• **Problem description**: Give back the full listing verbatim, apart from its images.

• **Material for the task**:
=-=-=

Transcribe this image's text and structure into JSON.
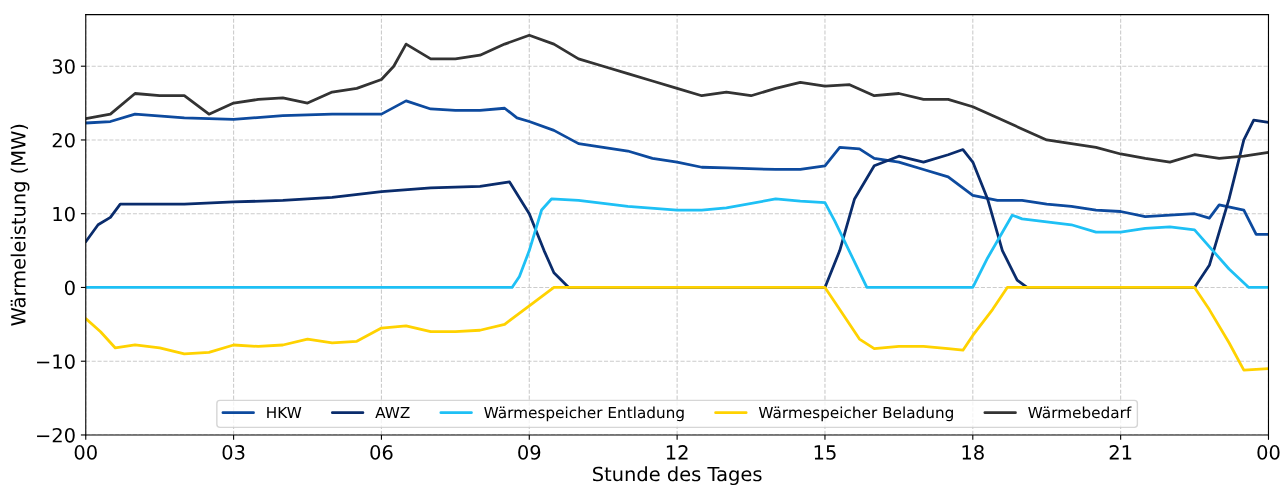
{
  "chart_data": {
    "type": "line",
    "xlabel": "Stunde des Tages",
    "ylabel": "Wärmeleistung (MW)",
    "xlim": [
      0,
      24
    ],
    "ylim": [
      -20,
      37
    ],
    "xticks": [
      {
        "value": 0,
        "label": "00"
      },
      {
        "value": 3,
        "label": "03"
      },
      {
        "value": 6,
        "label": "06"
      },
      {
        "value": 9,
        "label": "09"
      },
      {
        "value": 12,
        "label": "12"
      },
      {
        "value": 15,
        "label": "15"
      },
      {
        "value": 18,
        "label": "18"
      },
      {
        "value": 21,
        "label": "21"
      },
      {
        "value": 24,
        "label": "00"
      }
    ],
    "yticks": [
      {
        "value": -20,
        "label": "−20"
      },
      {
        "value": -10,
        "label": "−10"
      },
      0,
      10,
      20,
      30
    ],
    "grid": true,
    "legend": "bottom",
    "line_style": "solid",
    "marker": "none",
    "series": [
      {
        "name": "HKW",
        "color": "#0d4a9e",
        "x": [
          0,
          0.5,
          1,
          2,
          3,
          4,
          5,
          6,
          6.5,
          7,
          7.5,
          8,
          8.5,
          8.75,
          9,
          9.5,
          10,
          10.5,
          11,
          11.5,
          12,
          12.5,
          13,
          14,
          14.5,
          15,
          15.3,
          15.7,
          16,
          16.5,
          17,
          17.5,
          18,
          18.5,
          19,
          19.5,
          20,
          20.5,
          21,
          21.5,
          22,
          22.5,
          22.8,
          23,
          23.5,
          23.75,
          24
        ],
        "values": [
          22.3,
          22.5,
          23.5,
          23,
          22.8,
          23.3,
          23.5,
          23.5,
          25.3,
          24.2,
          24,
          24,
          24.3,
          23,
          22.5,
          21.3,
          19.5,
          19,
          18.5,
          17.5,
          17,
          16.3,
          16.2,
          16,
          16,
          16.5,
          19,
          18.8,
          17.5,
          17,
          16,
          15,
          12.5,
          11.8,
          11.8,
          11.3,
          11,
          10.5,
          10.3,
          9.6,
          9.8,
          10,
          9.4,
          11.2,
          10.5,
          7.2,
          7.2
        ]
      },
      {
        "name": "AWZ",
        "color": "#0a2c6c",
        "x": [
          0,
          0.25,
          0.5,
          0.7,
          2,
          3,
          4,
          5,
          6,
          7,
          8,
          8.6,
          9,
          9.3,
          9.5,
          9.8,
          15,
          15.3,
          15.6,
          16,
          16.5,
          17,
          17.5,
          17.8,
          18,
          18.3,
          18.6,
          18.9,
          19.1,
          22.5,
          22.8,
          23.2,
          23.5,
          23.7,
          24
        ],
        "values": [
          6.2,
          8.5,
          9.5,
          11.3,
          11.3,
          11.6,
          11.8,
          12.2,
          13,
          13.5,
          13.7,
          14.3,
          10,
          5,
          2,
          0,
          0,
          5,
          12,
          16.5,
          17.8,
          17,
          18,
          18.7,
          17,
          12,
          5,
          1,
          0,
          0,
          3,
          12,
          20,
          22.7,
          22.4
        ]
      },
      {
        "name": "Wärmespeicher Entladung",
        "color": "#1ec0f5",
        "x": [
          0,
          8.65,
          8.8,
          9,
          9.25,
          9.45,
          10,
          11,
          12,
          12.5,
          13,
          14,
          14.5,
          15,
          15.2,
          15.85,
          18,
          18.3,
          18.8,
          19,
          20,
          20.5,
          21,
          21.5,
          22,
          22.5,
          23.2,
          23.6,
          24
        ],
        "values": [
          0,
          0,
          1.5,
          5,
          10.5,
          12,
          11.8,
          11,
          10.5,
          10.5,
          10.8,
          12,
          11.7,
          11.5,
          9,
          0,
          0,
          4,
          9.8,
          9.3,
          8.5,
          7.5,
          7.5,
          8,
          8.2,
          7.8,
          2.5,
          0,
          0
        ]
      },
      {
        "name": "Wärmespeicher Beladung",
        "color": "#ffd200",
        "x": [
          0,
          0.3,
          0.6,
          1,
          1.5,
          2,
          2.5,
          3,
          3.5,
          4,
          4.5,
          5,
          5.5,
          6,
          6.5,
          7,
          7.5,
          8,
          8.5,
          9,
          9.5,
          15,
          15.3,
          15.7,
          16,
          16.5,
          17,
          17.5,
          17.8,
          18,
          18.4,
          18.7,
          22.5,
          22.8,
          23.2,
          23.5,
          24
        ],
        "values": [
          -4.2,
          -6,
          -8.2,
          -7.8,
          -8.2,
          -9,
          -8.8,
          -7.8,
          -8,
          -7.8,
          -7,
          -7.5,
          -7.3,
          -5.5,
          -5.2,
          -6,
          -6,
          -5.8,
          -5,
          -2.5,
          0,
          0,
          -3,
          -7,
          -8.3,
          -8,
          -8,
          -8.3,
          -8.5,
          -6.5,
          -3,
          0,
          0,
          -3,
          -7.5,
          -11.2,
          -11
        ]
      },
      {
        "name": "Wärmebedarf",
        "color": "#333333",
        "x": [
          0,
          0.5,
          1,
          1.5,
          2,
          2.5,
          3,
          3.5,
          4,
          4.5,
          5,
          5.5,
          6,
          6.25,
          6.5,
          7,
          7.5,
          8,
          8.5,
          9,
          9.5,
          10,
          10.5,
          11,
          11.5,
          12,
          12.5,
          13,
          13.5,
          14,
          14.5,
          15,
          15.5,
          16,
          16.5,
          17,
          17.5,
          18,
          18.5,
          19,
          19.5,
          20,
          20.5,
          21,
          21.5,
          22,
          22.5,
          23,
          23.5,
          24
        ],
        "values": [
          22.9,
          23.5,
          26.3,
          26,
          26,
          23.5,
          25,
          25.5,
          25.7,
          25,
          26.5,
          27,
          28.2,
          30,
          33,
          31,
          31,
          31.5,
          33,
          34.2,
          33,
          31,
          30,
          29,
          28,
          27,
          26,
          26.5,
          26,
          27,
          27.8,
          27.3,
          27.5,
          26,
          26.3,
          25.5,
          25.5,
          24.5,
          23,
          21.5,
          20,
          19.5,
          19,
          18.1,
          17.5,
          17,
          18,
          17.5,
          17.8,
          18.3
        ]
      }
    ]
  }
}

=-=-=

• **Response below**:
Transcribe this image's text and structure into JSON.
{
  "chart_data": {
    "type": "line",
    "xlabel": "Stunde des Tages",
    "ylabel": "Wärmeleistung (MW)",
    "xlim": [
      0,
      24
    ],
    "ylim": [
      -20,
      37
    ],
    "xticks": [
      {
        "value": 0,
        "label": "00"
      },
      {
        "value": 3,
        "label": "03"
      },
      {
        "value": 6,
        "label": "06"
      },
      {
        "value": 9,
        "label": "09"
      },
      {
        "value": 12,
        "label": "12"
      },
      {
        "value": 15,
        "label": "15"
      },
      {
        "value": 18,
        "label": "18"
      },
      {
        "value": 21,
        "label": "21"
      },
      {
        "value": 24,
        "label": "00"
      }
    ],
    "yticks": [
      {
        "value": -20,
        "label": "−20"
      },
      {
        "value": -10,
        "label": "−10"
      },
      0,
      10,
      20,
      30
    ],
    "grid": true,
    "legend": "bottom",
    "line_style": "solid",
    "marker": "none",
    "series": [
      {
        "name": "HKW",
        "color": "#0d4a9e",
        "x": [
          0,
          0.5,
          1,
          2,
          3,
          4,
          5,
          6,
          6.5,
          7,
          7.5,
          8,
          8.5,
          8.75,
          9,
          9.5,
          10,
          10.5,
          11,
          11.5,
          12,
          12.5,
          13,
          14,
          14.5,
          15,
          15.3,
          15.7,
          16,
          16.5,
          17,
          17.5,
          18,
          18.5,
          19,
          19.5,
          20,
          20.5,
          21,
          21.5,
          22,
          22.5,
          22.8,
          23,
          23.5,
          23.75,
          24
        ],
        "values": [
          22.3,
          22.5,
          23.5,
          23,
          22.8,
          23.3,
          23.5,
          23.5,
          25.3,
          24.2,
          24,
          24,
          24.3,
          23,
          22.5,
          21.3,
          19.5,
          19,
          18.5,
          17.5,
          17,
          16.3,
          16.2,
          16,
          16,
          16.5,
          19,
          18.8,
          17.5,
          17,
          16,
          15,
          12.5,
          11.8,
          11.8,
          11.3,
          11,
          10.5,
          10.3,
          9.6,
          9.8,
          10,
          9.4,
          11.2,
          10.5,
          7.2,
          7.2
        ]
      },
      {
        "name": "AWZ",
        "color": "#0a2c6c",
        "x": [
          0,
          0.25,
          0.5,
          0.7,
          2,
          3,
          4,
          5,
          6,
          7,
          8,
          8.6,
          9,
          9.3,
          9.5,
          9.8,
          15,
          15.3,
          15.6,
          16,
          16.5,
          17,
          17.5,
          17.8,
          18,
          18.3,
          18.6,
          18.9,
          19.1,
          22.5,
          22.8,
          23.2,
          23.5,
          23.7,
          24
        ],
        "values": [
          6.2,
          8.5,
          9.5,
          11.3,
          11.3,
          11.6,
          11.8,
          12.2,
          13,
          13.5,
          13.7,
          14.3,
          10,
          5,
          2,
          0,
          0,
          5,
          12,
          16.5,
          17.8,
          17,
          18,
          18.7,
          17,
          12,
          5,
          1,
          0,
          0,
          3,
          12,
          20,
          22.7,
          22.4
        ]
      },
      {
        "name": "Wärmespeicher Entladung",
        "color": "#1ec0f5",
        "x": [
          0,
          8.65,
          8.8,
          9,
          9.25,
          9.45,
          10,
          11,
          12,
          12.5,
          13,
          14,
          14.5,
          15,
          15.2,
          15.85,
          18,
          18.3,
          18.8,
          19,
          20,
          20.5,
          21,
          21.5,
          22,
          22.5,
          23.2,
          23.6,
          24
        ],
        "values": [
          0,
          0,
          1.5,
          5,
          10.5,
          12,
          11.8,
          11,
          10.5,
          10.5,
          10.8,
          12,
          11.7,
          11.5,
          9,
          0,
          0,
          4,
          9.8,
          9.3,
          8.5,
          7.5,
          7.5,
          8,
          8.2,
          7.8,
          2.5,
          0,
          0
        ]
      },
      {
        "name": "Wärmespeicher Beladung",
        "color": "#ffd200",
        "x": [
          0,
          0.3,
          0.6,
          1,
          1.5,
          2,
          2.5,
          3,
          3.5,
          4,
          4.5,
          5,
          5.5,
          6,
          6.5,
          7,
          7.5,
          8,
          8.5,
          9,
          9.5,
          15,
          15.3,
          15.7,
          16,
          16.5,
          17,
          17.5,
          17.8,
          18,
          18.4,
          18.7,
          22.5,
          22.8,
          23.2,
          23.5,
          24
        ],
        "values": [
          -4.2,
          -6,
          -8.2,
          -7.8,
          -8.2,
          -9,
          -8.8,
          -7.8,
          -8,
          -7.8,
          -7,
          -7.5,
          -7.3,
          -5.5,
          -5.2,
          -6,
          -6,
          -5.8,
          -5,
          -2.5,
          0,
          0,
          -3,
          -7,
          -8.3,
          -8,
          -8,
          -8.3,
          -8.5,
          -6.5,
          -3,
          0,
          0,
          -3,
          -7.5,
          -11.2,
          -11
        ]
      },
      {
        "name": "Wärmebedarf",
        "color": "#333333",
        "x": [
          0,
          0.5,
          1,
          1.5,
          2,
          2.5,
          3,
          3.5,
          4,
          4.5,
          5,
          5.5,
          6,
          6.25,
          6.5,
          7,
          7.5,
          8,
          8.5,
          9,
          9.5,
          10,
          10.5,
          11,
          11.5,
          12,
          12.5,
          13,
          13.5,
          14,
          14.5,
          15,
          15.5,
          16,
          16.5,
          17,
          17.5,
          18,
          18.5,
          19,
          19.5,
          20,
          20.5,
          21,
          21.5,
          22,
          22.5,
          23,
          23.5,
          24
        ],
        "values": [
          22.9,
          23.5,
          26.3,
          26,
          26,
          23.5,
          25,
          25.5,
          25.7,
          25,
          26.5,
          27,
          28.2,
          30,
          33,
          31,
          31,
          31.5,
          33,
          34.2,
          33,
          31,
          30,
          29,
          28,
          27,
          26,
          26.5,
          26,
          27,
          27.8,
          27.3,
          27.5,
          26,
          26.3,
          25.5,
          25.5,
          24.5,
          23,
          21.5,
          20,
          19.5,
          19,
          18.1,
          17.5,
          17,
          18,
          17.5,
          17.8,
          18.3
        ]
      }
    ]
  }
}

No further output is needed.